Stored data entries
[BEGIN]
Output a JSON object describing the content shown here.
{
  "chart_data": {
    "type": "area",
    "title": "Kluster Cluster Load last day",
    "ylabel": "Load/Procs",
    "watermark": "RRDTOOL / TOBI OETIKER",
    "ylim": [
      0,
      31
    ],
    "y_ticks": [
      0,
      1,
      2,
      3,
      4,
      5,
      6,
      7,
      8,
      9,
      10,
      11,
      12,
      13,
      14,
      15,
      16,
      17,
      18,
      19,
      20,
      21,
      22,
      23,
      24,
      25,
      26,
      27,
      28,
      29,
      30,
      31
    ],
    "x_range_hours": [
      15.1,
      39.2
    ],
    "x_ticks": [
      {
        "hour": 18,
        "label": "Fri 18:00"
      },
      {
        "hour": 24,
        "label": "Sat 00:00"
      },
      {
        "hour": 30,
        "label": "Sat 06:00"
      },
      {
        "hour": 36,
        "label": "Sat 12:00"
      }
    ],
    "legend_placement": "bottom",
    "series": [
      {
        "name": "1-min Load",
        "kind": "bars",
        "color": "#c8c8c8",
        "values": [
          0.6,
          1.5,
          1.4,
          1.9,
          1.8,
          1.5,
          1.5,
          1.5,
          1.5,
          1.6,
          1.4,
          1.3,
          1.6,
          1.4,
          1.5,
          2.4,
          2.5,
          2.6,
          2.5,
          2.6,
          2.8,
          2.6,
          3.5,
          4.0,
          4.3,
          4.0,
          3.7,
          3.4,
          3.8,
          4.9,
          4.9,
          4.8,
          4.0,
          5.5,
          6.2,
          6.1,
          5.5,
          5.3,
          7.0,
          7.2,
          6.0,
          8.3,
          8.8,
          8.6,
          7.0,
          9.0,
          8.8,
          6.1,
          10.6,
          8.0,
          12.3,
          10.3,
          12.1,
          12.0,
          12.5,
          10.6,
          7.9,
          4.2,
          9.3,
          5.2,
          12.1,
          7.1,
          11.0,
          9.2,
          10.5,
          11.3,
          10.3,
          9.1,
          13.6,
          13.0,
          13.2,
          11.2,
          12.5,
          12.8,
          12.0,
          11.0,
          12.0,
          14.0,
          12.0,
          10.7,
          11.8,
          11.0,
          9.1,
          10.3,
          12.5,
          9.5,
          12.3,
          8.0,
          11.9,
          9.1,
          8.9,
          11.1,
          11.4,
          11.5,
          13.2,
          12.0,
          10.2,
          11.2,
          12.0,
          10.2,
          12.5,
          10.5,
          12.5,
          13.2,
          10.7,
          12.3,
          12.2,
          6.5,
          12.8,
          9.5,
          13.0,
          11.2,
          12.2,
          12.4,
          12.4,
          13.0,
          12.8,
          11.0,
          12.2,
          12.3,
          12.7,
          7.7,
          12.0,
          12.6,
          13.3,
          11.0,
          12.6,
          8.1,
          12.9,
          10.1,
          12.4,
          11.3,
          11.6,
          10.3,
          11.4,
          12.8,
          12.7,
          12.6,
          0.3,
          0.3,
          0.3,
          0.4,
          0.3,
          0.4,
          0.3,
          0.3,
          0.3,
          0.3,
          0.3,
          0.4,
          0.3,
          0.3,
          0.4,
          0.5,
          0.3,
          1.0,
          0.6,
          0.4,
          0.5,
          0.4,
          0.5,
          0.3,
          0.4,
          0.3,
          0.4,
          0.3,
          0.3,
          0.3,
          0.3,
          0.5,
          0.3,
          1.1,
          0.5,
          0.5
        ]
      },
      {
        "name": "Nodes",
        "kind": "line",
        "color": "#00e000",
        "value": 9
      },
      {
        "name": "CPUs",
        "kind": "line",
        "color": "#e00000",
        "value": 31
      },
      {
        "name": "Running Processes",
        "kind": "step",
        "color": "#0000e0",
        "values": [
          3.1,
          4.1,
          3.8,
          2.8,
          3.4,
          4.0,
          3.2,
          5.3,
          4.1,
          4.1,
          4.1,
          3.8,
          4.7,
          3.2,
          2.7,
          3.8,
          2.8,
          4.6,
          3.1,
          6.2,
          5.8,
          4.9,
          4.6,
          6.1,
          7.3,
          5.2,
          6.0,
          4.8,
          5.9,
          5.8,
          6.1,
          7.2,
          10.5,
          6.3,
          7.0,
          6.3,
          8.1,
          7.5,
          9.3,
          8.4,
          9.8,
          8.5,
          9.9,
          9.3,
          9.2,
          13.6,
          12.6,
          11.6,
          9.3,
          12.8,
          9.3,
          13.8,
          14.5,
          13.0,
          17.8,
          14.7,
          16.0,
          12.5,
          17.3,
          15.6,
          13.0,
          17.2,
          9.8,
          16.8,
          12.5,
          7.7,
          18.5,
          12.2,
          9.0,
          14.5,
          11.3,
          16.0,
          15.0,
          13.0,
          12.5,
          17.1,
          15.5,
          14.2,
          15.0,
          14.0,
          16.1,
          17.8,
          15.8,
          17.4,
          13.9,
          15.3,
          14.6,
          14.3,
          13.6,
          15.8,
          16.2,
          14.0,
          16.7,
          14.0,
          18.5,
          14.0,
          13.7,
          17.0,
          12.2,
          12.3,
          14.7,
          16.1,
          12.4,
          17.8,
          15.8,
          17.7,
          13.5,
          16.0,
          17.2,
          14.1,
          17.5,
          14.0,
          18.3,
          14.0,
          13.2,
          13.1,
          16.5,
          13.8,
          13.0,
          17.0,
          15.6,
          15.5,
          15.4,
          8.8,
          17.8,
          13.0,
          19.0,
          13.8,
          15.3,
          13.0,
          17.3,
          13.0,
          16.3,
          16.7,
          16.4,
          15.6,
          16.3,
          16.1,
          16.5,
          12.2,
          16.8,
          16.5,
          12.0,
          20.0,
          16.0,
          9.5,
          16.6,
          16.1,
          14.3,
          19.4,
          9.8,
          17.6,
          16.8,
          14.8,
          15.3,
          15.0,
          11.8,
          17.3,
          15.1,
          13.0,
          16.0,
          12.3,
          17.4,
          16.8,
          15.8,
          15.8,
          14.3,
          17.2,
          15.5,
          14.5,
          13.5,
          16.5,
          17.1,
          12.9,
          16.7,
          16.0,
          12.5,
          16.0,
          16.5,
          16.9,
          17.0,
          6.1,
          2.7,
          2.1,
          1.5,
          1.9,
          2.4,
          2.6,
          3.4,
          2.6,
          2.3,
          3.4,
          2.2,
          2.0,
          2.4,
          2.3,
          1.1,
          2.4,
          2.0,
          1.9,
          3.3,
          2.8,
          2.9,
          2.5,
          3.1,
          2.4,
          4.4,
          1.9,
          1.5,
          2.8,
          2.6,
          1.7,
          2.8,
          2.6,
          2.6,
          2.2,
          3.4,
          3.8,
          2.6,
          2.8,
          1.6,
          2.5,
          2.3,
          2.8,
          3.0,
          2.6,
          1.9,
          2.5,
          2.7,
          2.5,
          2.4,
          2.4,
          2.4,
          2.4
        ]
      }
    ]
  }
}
[END]
**To be done:**
Transcribe the data above in full, exactly.

**Response for this exercise:**
Output a JSON object describing the content shown here.
{
  "chart_data": {
    "type": "area",
    "title": "Kluster Cluster Load last day",
    "ylabel": "Load/Procs",
    "watermark": "RRDTOOL / TOBI OETIKER",
    "ylim": [
      0,
      31
    ],
    "y_ticks": [
      0,
      1,
      2,
      3,
      4,
      5,
      6,
      7,
      8,
      9,
      10,
      11,
      12,
      13,
      14,
      15,
      16,
      17,
      18,
      19,
      20,
      21,
      22,
      23,
      24,
      25,
      26,
      27,
      28,
      29,
      30,
      31
    ],
    "x_range_hours": [
      15.1,
      39.2
    ],
    "x_ticks": [
      {
        "hour": 18,
        "label": "Fri 18:00"
      },
      {
        "hour": 24,
        "label": "Sat 00:00"
      },
      {
        "hour": 30,
        "label": "Sat 06:00"
      },
      {
        "hour": 36,
        "label": "Sat 12:00"
      }
    ],
    "legend_placement": "bottom",
    "series": [
      {
        "name": "1-min Load",
        "kind": "bars",
        "color": "#c8c8c8",
        "values": [
          0.6,
          1.5,
          1.4,
          1.9,
          1.8,
          1.5,
          1.5,
          1.5,
          1.5,
          1.6,
          1.4,
          1.3,
          1.6,
          1.4,
          1.5,
          2.4,
          2.5,
          2.6,
          2.5,
          2.6,
          2.8,
          2.6,
          3.5,
          4.0,
          4.3,
          4.0,
          3.7,
          3.4,
          3.8,
          4.9,
          4.9,
          4.8,
          4.0,
          5.5,
          6.2,
          6.1,
          5.5,
          5.3,
          7.0,
          7.2,
          6.0,
          8.3,
          8.8,
          8.6,
          7.0,
          9.0,
          8.8,
          6.1,
          10.6,
          8.0,
          12.3,
          10.3,
          12.1,
          12.0,
          12.5,
          10.6,
          7.9,
          4.2,
          9.3,
          5.2,
          12.1,
          7.1,
          11.0,
          9.2,
          10.5,
          11.3,
          10.3,
          9.1,
          13.6,
          13.0,
          13.2,
          11.2,
          12.5,
          12.8,
          12.0,
          11.0,
          12.0,
          14.0,
          12.0,
          10.7,
          11.8,
          11.0,
          9.1,
          10.3,
          12.5,
          9.5,
          12.3,
          8.0,
          11.9,
          9.1,
          8.9,
          11.1,
          11.4,
          11.5,
          13.2,
          12.0,
          10.2,
          11.2,
          12.0,
          10.2,
          12.5,
          10.5,
          12.5,
          13.2,
          10.7,
          12.3,
          12.2,
          6.5,
          12.8,
          9.5,
          13.0,
          11.2,
          12.2,
          12.4,
          12.4,
          13.0,
          12.8,
          11.0,
          12.2,
          12.3,
          12.7,
          7.7,
          12.0,
          12.6,
          13.3,
          11.0,
          12.6,
          8.1,
          12.9,
          10.1,
          12.4,
          11.3,
          11.6,
          10.3,
          11.4,
          12.8,
          12.7,
          12.6,
          0.3,
          0.3,
          0.3,
          0.4,
          0.3,
          0.4,
          0.3,
          0.3,
          0.3,
          0.3,
          0.3,
          0.4,
          0.3,
          0.3,
          0.4,
          0.5,
          0.3,
          1.0,
          0.6,
          0.4,
          0.5,
          0.4,
          0.5,
          0.3,
          0.4,
          0.3,
          0.4,
          0.3,
          0.3,
          0.3,
          0.3,
          0.5,
          0.3,
          1.1,
          0.5,
          0.5
        ]
      },
      {
        "name": "Nodes",
        "kind": "line",
        "color": "#00e000",
        "value": 9
      },
      {
        "name": "CPUs",
        "kind": "line",
        "color": "#e00000",
        "value": 31
      },
      {
        "name": "Running Processes",
        "kind": "step",
        "color": "#0000e0",
        "values": [
          3.1,
          4.1,
          3.8,
          2.8,
          3.4,
          4.0,
          3.2,
          5.3,
          4.1,
          4.1,
          4.1,
          3.8,
          4.7,
          3.2,
          2.7,
          3.8,
          2.8,
          4.6,
          3.1,
          6.2,
          5.8,
          4.9,
          4.6,
          6.1,
          7.3,
          5.2,
          6.0,
          4.8,
          5.9,
          5.8,
          6.1,
          7.2,
          10.5,
          6.3,
          7.0,
          6.3,
          8.1,
          7.5,
          9.3,
          8.4,
          9.8,
          8.5,
          9.9,
          9.3,
          9.2,
          13.6,
          12.6,
          11.6,
          9.3,
          12.8,
          9.3,
          13.8,
          14.5,
          13.0,
          17.8,
          14.7,
          16.0,
          12.5,
          17.3,
          15.6,
          13.0,
          17.2,
          9.8,
          16.8,
          12.5,
          7.7,
          18.5,
          12.2,
          9.0,
          14.5,
          11.3,
          16.0,
          15.0,
          13.0,
          12.5,
          17.1,
          15.5,
          14.2,
          15.0,
          14.0,
          16.1,
          17.8,
          15.8,
          17.4,
          13.9,
          15.3,
          14.6,
          14.3,
          13.6,
          15.8,
          16.2,
          14.0,
          16.7,
          14.0,
          18.5,
          14.0,
          13.7,
          17.0,
          12.2,
          12.3,
          14.7,
          16.1,
          12.4,
          17.8,
          15.8,
          17.7,
          13.5,
          16.0,
          17.2,
          14.1,
          17.5,
          14.0,
          18.3,
          14.0,
          13.2,
          13.1,
          16.5,
          13.8,
          13.0,
          17.0,
          15.6,
          15.5,
          15.4,
          8.8,
          17.8,
          13.0,
          19.0,
          13.8,
          15.3,
          13.0,
          17.3,
          13.0,
          16.3,
          16.7,
          16.4,
          15.6,
          16.3,
          16.1,
          16.5,
          12.2,
          16.8,
          16.5,
          12.0,
          20.0,
          16.0,
          9.5,
          16.6,
          16.1,
          14.3,
          19.4,
          9.8,
          17.6,
          16.8,
          14.8,
          15.3,
          15.0,
          11.8,
          17.3,
          15.1,
          13.0,
          16.0,
          12.3,
          17.4,
          16.8,
          15.8,
          15.8,
          14.3,
          17.2,
          15.5,
          14.5,
          13.5,
          16.5,
          17.1,
          12.9,
          16.7,
          16.0,
          12.5,
          16.0,
          16.5,
          16.9,
          17.0,
          6.1,
          2.7,
          2.1,
          1.5,
          1.9,
          2.4,
          2.6,
          3.4,
          2.6,
          2.3,
          3.4,
          2.2,
          2.0,
          2.4,
          2.3,
          1.1,
          2.4,
          2.0,
          1.9,
          3.3,
          2.8,
          2.9,
          2.5,
          3.1,
          2.4,
          4.4,
          1.9,
          1.5,
          2.8,
          2.6,
          1.7,
          2.8,
          2.6,
          2.6,
          2.2,
          3.4,
          3.8,
          2.6,
          2.8,
          1.6,
          2.5,
          2.3,
          2.8,
          3.0,
          2.6,
          1.9,
          2.5,
          2.7,
          2.5,
          2.4,
          2.4,
          2.4,
          2.4
        ]
      }
    ]
  }
}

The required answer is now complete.